(AIM OF THE EXERCISE) Do not carry the pictures over; copy every other part of the entries exactly.

(Saved entries)
-------------------------

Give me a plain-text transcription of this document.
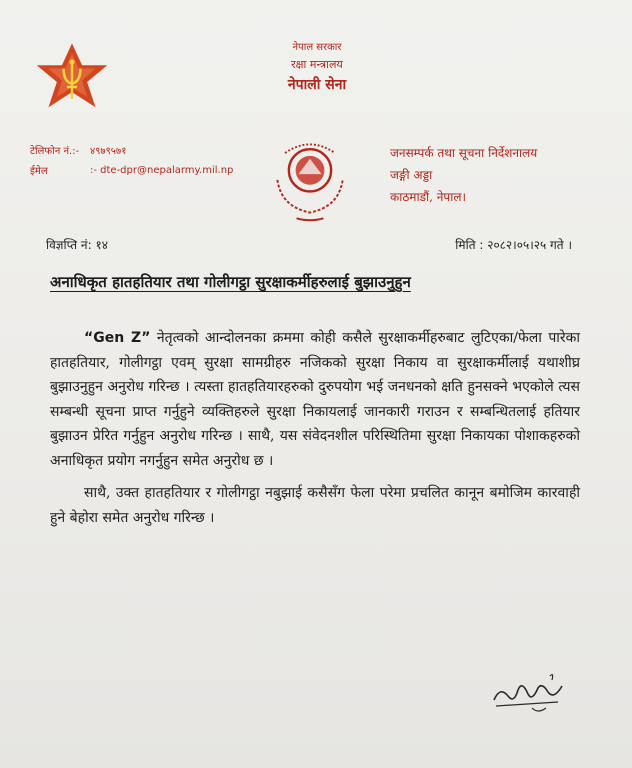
नेपाल सरकार
रक्षा मन्त्रालय
नेपाली सेना
टेलिफोन नं.:-	४९७९५७१
ईमेल	:- dte-dpr@nepalarmy.mil.np
जनसम्पर्क तथा सूचना निर्देशनालय
जङ्गी अड्डा
काठमाडौं, नेपाल।
विज्ञप्ति नं: १४	मिति : २०८२।०५।२५ गते ।
अनाधिकृत हातहतियार तथा गोलीगट्ठा सुरक्षाकर्मीहरुलाई बुझाउनुहुन

“Gen Z” नेतृत्वको आन्दोलनका क्रममा कोही कसैले सुरक्षाकर्मीहरुबाट लुटिएका/फेला पारेका हातहतियार, गोलीगट्ठा एवम् सुरक्षा सामग्रीहरु नजिकको सुरक्षा निकाय वा सुरक्षाकर्मीलाई यथाशीघ्र बुझाउनुहुन अनुरोध गरिन्छ । त्यस्ता हातहतियारहरुको दुरुपयोग भई जनधनको क्षति हुनसक्ने भएकोले त्यस सम्बन्धी सूचना प्राप्त गर्नुहुने व्यक्तिहरुले सुरक्षा निकायलाई जानकारी गराउन र सम्बन्धितलाई हतियार बुझाउन प्रेरित गर्नुहुन अनुरोध गरिन्छ । साथै, यस संवेदनशील परिस्थितिमा सुरक्षा निकायका पोशाकहरुको अनाधिकृत प्रयोग नगर्नुहुन समेत अनुरोध छ ।

साथै, उक्त हातहतियार र गोलीगट्ठा नबुझाई कसैसँग फेला परेमा प्रचलित कानून बमोजिम कारवाही हुने बेहोरा समेत अनुरोध गरिन्छ ।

-------------------------

(SOLUTION FOR THIS PROBLEM)
Give me a plain-text transcription of this document.
नेपाल सरकार
रक्षा मन्त्रालय
नेपाली सेना
टेलिफोन नं.:-	४९७९५७१
ईमेल	:- dte-dpr@nepalarmy.mil.np
जनसम्पर्क तथा सूचना निर्देशनालय
जङ्गी अड्डा
काठमाडौं, नेपाल।
विज्ञप्ति नं: १४	मिति : २०८२।०५।२५ गते ।
अनाधिकृत हातहतियार तथा गोलीगट्ठा सुरक्षाकर्मीहरुलाई बुझाउनुहुन

“Gen Z” नेतृत्वको आन्दोलनका क्रममा कोही कसैले सुरक्षाकर्मीहरुबाट लुटिएका/फेला पारेका हातहतियार, गोलीगट्ठा एवम् सुरक्षा सामग्रीहरु नजिकको सुरक्षा निकाय वा सुरक्षाकर्मीलाई यथाशीघ्र बुझाउनुहुन अनुरोध गरिन्छ । त्यस्ता हातहतियारहरुको दुरुपयोग भई जनधनको क्षति हुनसक्ने भएकोले त्यस सम्बन्धी सूचना प्राप्त गर्नुहुने व्यक्तिहरुले सुरक्षा निकायलाई जानकारी गराउन र सम्बन्धितलाई हतियार बुझाउन प्रेरित गर्नुहुन अनुरोध गरिन्छ । साथै, यस संवेदनशील परिस्थितिमा सुरक्षा निकायका पोशाकहरुको अनाधिकृत प्रयोग नगर्नुहुन समेत अनुरोध छ ।

साथै, उक्त हातहतियार र गोलीगट्ठा नबुझाई कसैसँग फेला परेमा प्रचलित कानून बमोजिम कारवाही हुने बेहोरा समेत अनुरोध गरिन्छ ।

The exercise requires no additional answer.